[Stored items]
((
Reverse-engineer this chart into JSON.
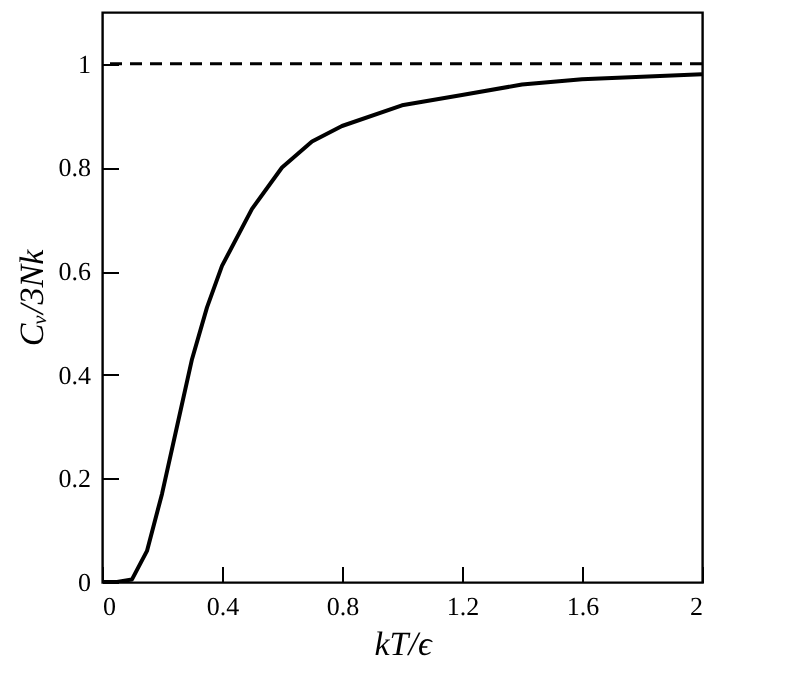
{
  "chart_data": {
    "type": "line",
    "xlabel": "kT/ϵ",
    "ylabel": "Cᵥ/3Nk",
    "x": [
      0,
      0.05,
      0.1,
      0.15,
      0.2,
      0.25,
      0.3,
      0.35,
      0.4,
      0.5,
      0.6,
      0.7,
      0.8,
      1.0,
      1.2,
      1.4,
      1.6,
      1.8,
      2.0
    ],
    "series": [
      {
        "color": "#000000",
        "values": [
          0,
          0,
          0.005,
          0.06,
          0.17,
          0.3,
          0.43,
          0.53,
          0.61,
          0.72,
          0.8,
          0.85,
          0.88,
          0.92,
          0.94,
          0.96,
          0.97,
          0.975,
          0.98
        ]
      }
    ],
    "xlim": [
      0,
      2
    ],
    "xticks": [
      0,
      0.4,
      0.8,
      1.2,
      1.6,
      2
    ],
    "ylim": [
      0,
      1.1
    ],
    "yticks": [
      0,
      0.2,
      0.4,
      0.6,
      0.8,
      1
    ],
    "ref_lines": [
      {
        "axis": "y",
        "value": 1,
        "line_style": "dashed",
        "color": "#000000"
      }
    ],
    "grid": false,
    "line_style": "solid",
    "marker": "none"
  }
}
))
_WHAT YOU WILL DO_
Leave images out of the retyped records; keep all else exact.

_WRITTEN RESPONSE_
Reverse-engineer this chart into JSON.
{
  "chart_data": {
    "type": "line",
    "xlabel": "kT/ϵ",
    "ylabel": "Cᵥ/3Nk",
    "x": [
      0,
      0.05,
      0.1,
      0.15,
      0.2,
      0.25,
      0.3,
      0.35,
      0.4,
      0.5,
      0.6,
      0.7,
      0.8,
      1.0,
      1.2,
      1.4,
      1.6,
      1.8,
      2.0
    ],
    "series": [
      {
        "color": "#000000",
        "values": [
          0,
          0,
          0.005,
          0.06,
          0.17,
          0.3,
          0.43,
          0.53,
          0.61,
          0.72,
          0.8,
          0.85,
          0.88,
          0.92,
          0.94,
          0.96,
          0.97,
          0.975,
          0.98
        ]
      }
    ],
    "xlim": [
      0,
      2
    ],
    "xticks": [
      0,
      0.4,
      0.8,
      1.2,
      1.6,
      2
    ],
    "ylim": [
      0,
      1.1
    ],
    "yticks": [
      0,
      0.2,
      0.4,
      0.6,
      0.8,
      1
    ],
    "ref_lines": [
      {
        "axis": "y",
        "value": 1,
        "line_style": "dashed",
        "color": "#000000"
      }
    ],
    "grid": false,
    "line_style": "solid",
    "marker": "none"
  }
}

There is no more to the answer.